= What you will do =
Print every entry exactly as written.

(A block of data)
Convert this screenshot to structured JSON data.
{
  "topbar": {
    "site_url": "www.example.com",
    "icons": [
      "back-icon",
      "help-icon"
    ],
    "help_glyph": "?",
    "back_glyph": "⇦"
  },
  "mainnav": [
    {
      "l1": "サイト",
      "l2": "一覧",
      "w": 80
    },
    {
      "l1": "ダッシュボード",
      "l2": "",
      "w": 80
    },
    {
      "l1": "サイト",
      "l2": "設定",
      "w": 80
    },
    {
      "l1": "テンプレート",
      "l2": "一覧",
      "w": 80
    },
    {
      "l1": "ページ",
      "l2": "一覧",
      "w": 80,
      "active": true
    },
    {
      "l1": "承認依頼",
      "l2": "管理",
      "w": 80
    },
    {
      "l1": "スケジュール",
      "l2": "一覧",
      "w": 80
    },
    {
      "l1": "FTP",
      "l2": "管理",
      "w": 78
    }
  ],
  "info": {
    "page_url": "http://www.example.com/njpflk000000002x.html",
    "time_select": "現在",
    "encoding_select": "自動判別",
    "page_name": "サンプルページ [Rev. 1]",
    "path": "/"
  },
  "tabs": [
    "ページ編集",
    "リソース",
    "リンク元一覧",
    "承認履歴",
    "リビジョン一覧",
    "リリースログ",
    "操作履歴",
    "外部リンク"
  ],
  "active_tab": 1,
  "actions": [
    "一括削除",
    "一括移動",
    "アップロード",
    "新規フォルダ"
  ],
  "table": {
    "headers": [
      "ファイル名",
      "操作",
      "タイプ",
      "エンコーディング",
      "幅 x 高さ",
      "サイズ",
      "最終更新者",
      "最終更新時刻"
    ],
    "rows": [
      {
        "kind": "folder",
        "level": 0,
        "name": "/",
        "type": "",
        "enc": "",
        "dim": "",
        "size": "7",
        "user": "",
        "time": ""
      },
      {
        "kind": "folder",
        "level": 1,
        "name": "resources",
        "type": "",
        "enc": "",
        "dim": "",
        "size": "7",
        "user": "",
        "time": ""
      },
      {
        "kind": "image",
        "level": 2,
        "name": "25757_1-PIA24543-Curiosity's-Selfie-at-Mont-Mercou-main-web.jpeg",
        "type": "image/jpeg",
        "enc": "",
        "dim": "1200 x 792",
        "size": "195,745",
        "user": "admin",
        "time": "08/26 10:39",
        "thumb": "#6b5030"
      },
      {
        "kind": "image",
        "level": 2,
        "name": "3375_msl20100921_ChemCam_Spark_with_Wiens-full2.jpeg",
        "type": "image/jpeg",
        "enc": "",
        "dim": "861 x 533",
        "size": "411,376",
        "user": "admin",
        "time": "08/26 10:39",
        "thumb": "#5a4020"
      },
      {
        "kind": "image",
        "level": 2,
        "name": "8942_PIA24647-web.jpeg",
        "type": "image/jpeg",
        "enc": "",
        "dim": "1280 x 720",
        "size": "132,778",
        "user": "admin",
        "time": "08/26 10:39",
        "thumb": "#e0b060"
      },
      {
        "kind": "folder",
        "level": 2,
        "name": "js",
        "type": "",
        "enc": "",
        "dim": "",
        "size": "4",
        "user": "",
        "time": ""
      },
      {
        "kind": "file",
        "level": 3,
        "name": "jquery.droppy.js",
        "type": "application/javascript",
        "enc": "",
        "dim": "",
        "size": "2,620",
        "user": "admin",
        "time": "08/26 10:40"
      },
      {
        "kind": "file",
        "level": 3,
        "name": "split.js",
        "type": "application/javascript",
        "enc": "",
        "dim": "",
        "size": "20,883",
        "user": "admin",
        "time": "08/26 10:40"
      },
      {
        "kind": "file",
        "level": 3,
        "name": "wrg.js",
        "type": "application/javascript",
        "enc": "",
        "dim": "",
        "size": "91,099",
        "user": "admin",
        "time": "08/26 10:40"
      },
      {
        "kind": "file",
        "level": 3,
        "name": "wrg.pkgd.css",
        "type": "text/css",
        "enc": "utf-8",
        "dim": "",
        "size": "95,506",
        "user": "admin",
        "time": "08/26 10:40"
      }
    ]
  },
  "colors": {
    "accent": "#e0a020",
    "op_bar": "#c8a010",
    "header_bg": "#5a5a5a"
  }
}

= The result =
Convert this screenshot to structured JSON data.
{
  "topbar": {
    "site_url": "www.example.com",
    "icons": [
      "back-icon",
      "help-icon"
    ],
    "help_glyph": "?",
    "back_glyph": "⇦"
  },
  "mainnav": [
    {
      "l1": "サイト",
      "l2": "一覧",
      "w": 80
    },
    {
      "l1": "ダッシュボード",
      "l2": "",
      "w": 80
    },
    {
      "l1": "サイト",
      "l2": "設定",
      "w": 80
    },
    {
      "l1": "テンプレート",
      "l2": "一覧",
      "w": 80
    },
    {
      "l1": "ページ",
      "l2": "一覧",
      "w": 80,
      "active": true
    },
    {
      "l1": "承認依頼",
      "l2": "管理",
      "w": 80
    },
    {
      "l1": "スケジュール",
      "l2": "一覧",
      "w": 80
    },
    {
      "l1": "FTP",
      "l2": "管理",
      "w": 78
    }
  ],
  "info": {
    "page_url": "http://www.example.com/njpflk000000002x.html",
    "time_select": "現在",
    "encoding_select": "自動判別",
    "page_name": "サンプルページ [Rev. 1]",
    "path": "/"
  },
  "tabs": [
    "ページ編集",
    "リソース",
    "リンク元一覧",
    "承認履歴",
    "リビジョン一覧",
    "リリースログ",
    "操作履歴",
    "外部リンク"
  ],
  "active_tab": 1,
  "actions": [
    "一括削除",
    "一括移動",
    "アップロード",
    "新規フォルダ"
  ],
  "table": {
    "headers": [
      "ファイル名",
      "操作",
      "タイプ",
      "エンコーディング",
      "幅 x 高さ",
      "サイズ",
      "最終更新者",
      "最終更新時刻"
    ],
    "rows": [
      {
        "kind": "folder",
        "level": 0,
        "name": "/",
        "type": "",
        "enc": "",
        "dim": "",
        "size": "7",
        "user": "",
        "time": ""
      },
      {
        "kind": "folder",
        "level": 1,
        "name": "resources",
        "type": "",
        "enc": "",
        "dim": "",
        "size": "7",
        "user": "",
        "time": ""
      },
      {
        "kind": "image",
        "level": 2,
        "name": "25757_1-PIA24543-Curiosity's-Selfie-at-Mont-Mercou-main-web.jpeg",
        "type": "image/jpeg",
        "enc": "",
        "dim": "1200 x 792",
        "size": "195,745",
        "user": "admin",
        "time": "08/26 10:39",
        "thumb": "#6b5030"
      },
      {
        "kind": "image",
        "level": 2,
        "name": "3375_msl20100921_ChemCam_Spark_with_Wiens-full2.jpeg",
        "type": "image/jpeg",
        "enc": "",
        "dim": "861 x 533",
        "size": "411,376",
        "user": "admin",
        "time": "08/26 10:39",
        "thumb": "#5a4020"
      },
      {
        "kind": "image",
        "level": 2,
        "name": "8942_PIA24647-web.jpeg",
        "type": "image/jpeg",
        "enc": "",
        "dim": "1280 x 720",
        "size": "132,778",
        "user": "admin",
        "time": "08/26 10:39",
        "thumb": "#e0b060"
      },
      {
        "kind": "folder",
        "level": 2,
        "name": "js",
        "type": "",
        "enc": "",
        "dim": "",
        "size": "4",
        "user": "",
        "time": ""
      },
      {
        "kind": "file",
        "level": 3,
        "name": "jquery.droppy.js",
        "type": "application/javascript",
        "enc": "",
        "dim": "",
        "size": "2,620",
        "user": "admin",
        "time": "08/26 10:40"
      },
      {
        "kind": "file",
        "level": 3,
        "name": "split.js",
        "type": "application/javascript",
        "enc": "",
        "dim": "",
        "size": "20,883",
        "user": "admin",
        "time": "08/26 10:40"
      },
      {
        "kind": "file",
        "level": 3,
        "name": "wrg.js",
        "type": "application/javascript",
        "enc": "",
        "dim": "",
        "size": "91,099",
        "user": "admin",
        "time": "08/26 10:40"
      },
      {
        "kind": "file",
        "level": 3,
        "name": "wrg.pkgd.css",
        "type": "text/css",
        "enc": "utf-8",
        "dim": "",
        "size": "95,506",
        "user": "admin",
        "time": "08/26 10:40"
      }
    ]
  },
  "colors": {
    "accent": "#e0a020",
    "op_bar": "#c8a010",
    "header_bg": "#5a5a5a"
  }
}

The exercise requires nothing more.